-------- Records provided

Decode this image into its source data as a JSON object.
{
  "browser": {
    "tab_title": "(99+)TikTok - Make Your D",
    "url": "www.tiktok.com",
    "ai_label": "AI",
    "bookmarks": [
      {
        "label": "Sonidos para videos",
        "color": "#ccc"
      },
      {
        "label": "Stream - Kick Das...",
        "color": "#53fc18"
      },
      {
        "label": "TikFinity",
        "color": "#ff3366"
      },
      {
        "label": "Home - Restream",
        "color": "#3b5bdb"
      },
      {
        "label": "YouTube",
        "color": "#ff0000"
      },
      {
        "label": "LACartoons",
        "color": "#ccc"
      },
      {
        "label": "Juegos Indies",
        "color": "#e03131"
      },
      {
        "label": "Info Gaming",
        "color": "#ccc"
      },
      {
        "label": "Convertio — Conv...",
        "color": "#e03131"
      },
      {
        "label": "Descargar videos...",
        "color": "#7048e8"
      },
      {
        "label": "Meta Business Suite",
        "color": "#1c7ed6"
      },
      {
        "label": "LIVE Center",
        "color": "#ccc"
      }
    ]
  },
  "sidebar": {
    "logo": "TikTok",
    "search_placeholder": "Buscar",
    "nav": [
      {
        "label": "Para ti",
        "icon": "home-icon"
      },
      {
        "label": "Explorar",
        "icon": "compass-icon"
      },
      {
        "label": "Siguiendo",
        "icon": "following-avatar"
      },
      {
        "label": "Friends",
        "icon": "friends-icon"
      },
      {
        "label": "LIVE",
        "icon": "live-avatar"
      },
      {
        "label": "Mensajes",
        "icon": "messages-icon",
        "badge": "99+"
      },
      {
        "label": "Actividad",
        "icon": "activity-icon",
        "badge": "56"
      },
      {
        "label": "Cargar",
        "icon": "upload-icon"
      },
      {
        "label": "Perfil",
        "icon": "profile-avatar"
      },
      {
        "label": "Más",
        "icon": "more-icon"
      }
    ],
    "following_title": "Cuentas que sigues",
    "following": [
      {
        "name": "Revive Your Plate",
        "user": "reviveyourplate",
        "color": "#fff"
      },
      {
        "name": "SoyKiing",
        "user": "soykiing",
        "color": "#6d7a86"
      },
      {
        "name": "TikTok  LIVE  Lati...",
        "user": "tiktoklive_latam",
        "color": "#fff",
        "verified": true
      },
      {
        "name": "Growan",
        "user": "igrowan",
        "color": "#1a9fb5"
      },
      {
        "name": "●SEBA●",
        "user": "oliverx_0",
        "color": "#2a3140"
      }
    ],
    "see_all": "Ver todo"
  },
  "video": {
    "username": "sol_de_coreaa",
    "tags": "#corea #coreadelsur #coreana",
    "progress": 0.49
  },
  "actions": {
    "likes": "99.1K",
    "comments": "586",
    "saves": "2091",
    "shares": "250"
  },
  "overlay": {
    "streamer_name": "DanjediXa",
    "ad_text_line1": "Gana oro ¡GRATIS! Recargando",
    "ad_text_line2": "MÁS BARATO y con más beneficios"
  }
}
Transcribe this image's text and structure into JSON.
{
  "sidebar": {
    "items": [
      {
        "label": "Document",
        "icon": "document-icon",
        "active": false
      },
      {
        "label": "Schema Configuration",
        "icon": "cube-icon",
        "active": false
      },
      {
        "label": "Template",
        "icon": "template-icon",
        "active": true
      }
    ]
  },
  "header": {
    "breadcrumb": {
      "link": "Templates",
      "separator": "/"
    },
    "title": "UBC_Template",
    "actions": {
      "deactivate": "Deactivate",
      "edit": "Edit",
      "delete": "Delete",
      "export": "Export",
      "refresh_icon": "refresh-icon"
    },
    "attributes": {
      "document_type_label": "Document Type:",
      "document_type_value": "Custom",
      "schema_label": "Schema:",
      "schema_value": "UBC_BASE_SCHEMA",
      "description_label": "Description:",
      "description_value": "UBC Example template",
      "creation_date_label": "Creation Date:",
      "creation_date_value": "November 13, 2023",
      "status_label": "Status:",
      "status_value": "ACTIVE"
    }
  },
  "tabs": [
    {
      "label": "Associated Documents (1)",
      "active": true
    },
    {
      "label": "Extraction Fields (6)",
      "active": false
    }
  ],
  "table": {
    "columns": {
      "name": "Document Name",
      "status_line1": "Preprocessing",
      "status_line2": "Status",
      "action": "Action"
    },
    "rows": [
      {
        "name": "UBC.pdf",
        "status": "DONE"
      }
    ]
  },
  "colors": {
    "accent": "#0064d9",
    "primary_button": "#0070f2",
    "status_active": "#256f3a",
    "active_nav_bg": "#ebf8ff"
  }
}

----------------
-------- Records provided

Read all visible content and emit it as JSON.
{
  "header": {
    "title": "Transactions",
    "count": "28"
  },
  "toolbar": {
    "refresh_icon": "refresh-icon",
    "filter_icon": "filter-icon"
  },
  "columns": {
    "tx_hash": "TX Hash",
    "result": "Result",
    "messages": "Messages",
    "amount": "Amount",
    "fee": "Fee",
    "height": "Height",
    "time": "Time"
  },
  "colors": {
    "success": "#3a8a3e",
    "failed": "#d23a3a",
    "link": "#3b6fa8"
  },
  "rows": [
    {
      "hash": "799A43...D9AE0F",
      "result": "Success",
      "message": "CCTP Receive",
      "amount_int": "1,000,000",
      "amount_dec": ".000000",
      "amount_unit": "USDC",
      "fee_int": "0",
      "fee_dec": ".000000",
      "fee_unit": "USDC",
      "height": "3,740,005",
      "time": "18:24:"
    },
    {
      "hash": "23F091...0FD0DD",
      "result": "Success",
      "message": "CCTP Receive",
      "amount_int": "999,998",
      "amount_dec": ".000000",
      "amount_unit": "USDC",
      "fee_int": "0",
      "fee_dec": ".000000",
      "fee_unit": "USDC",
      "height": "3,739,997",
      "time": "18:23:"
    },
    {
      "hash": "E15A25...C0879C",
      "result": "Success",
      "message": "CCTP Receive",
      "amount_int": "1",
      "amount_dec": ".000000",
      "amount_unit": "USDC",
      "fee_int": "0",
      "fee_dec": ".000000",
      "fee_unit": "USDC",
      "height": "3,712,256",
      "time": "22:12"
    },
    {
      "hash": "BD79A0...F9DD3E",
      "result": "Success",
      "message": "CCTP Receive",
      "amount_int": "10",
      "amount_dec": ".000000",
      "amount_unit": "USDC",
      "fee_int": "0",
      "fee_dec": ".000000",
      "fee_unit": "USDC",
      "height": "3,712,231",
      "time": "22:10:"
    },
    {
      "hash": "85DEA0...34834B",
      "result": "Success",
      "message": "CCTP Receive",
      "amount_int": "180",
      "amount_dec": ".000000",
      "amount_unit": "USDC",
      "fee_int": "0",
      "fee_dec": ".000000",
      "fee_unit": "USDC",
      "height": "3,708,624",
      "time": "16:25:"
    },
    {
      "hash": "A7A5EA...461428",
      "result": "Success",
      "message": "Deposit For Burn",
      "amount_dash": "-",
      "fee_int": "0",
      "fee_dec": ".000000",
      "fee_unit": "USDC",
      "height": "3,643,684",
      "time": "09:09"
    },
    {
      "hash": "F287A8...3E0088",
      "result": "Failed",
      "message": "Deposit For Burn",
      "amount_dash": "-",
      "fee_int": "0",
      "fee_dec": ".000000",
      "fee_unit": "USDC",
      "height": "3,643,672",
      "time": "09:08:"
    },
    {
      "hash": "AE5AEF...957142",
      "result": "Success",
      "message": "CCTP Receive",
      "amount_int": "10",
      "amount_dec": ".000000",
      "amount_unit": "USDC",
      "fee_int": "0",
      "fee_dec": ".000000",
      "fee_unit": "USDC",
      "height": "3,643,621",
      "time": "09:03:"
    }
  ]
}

----------------

» Directions: Copy every line of the records above that contains "true".

» Result:
        "verified": true
        "active": true
      "active": true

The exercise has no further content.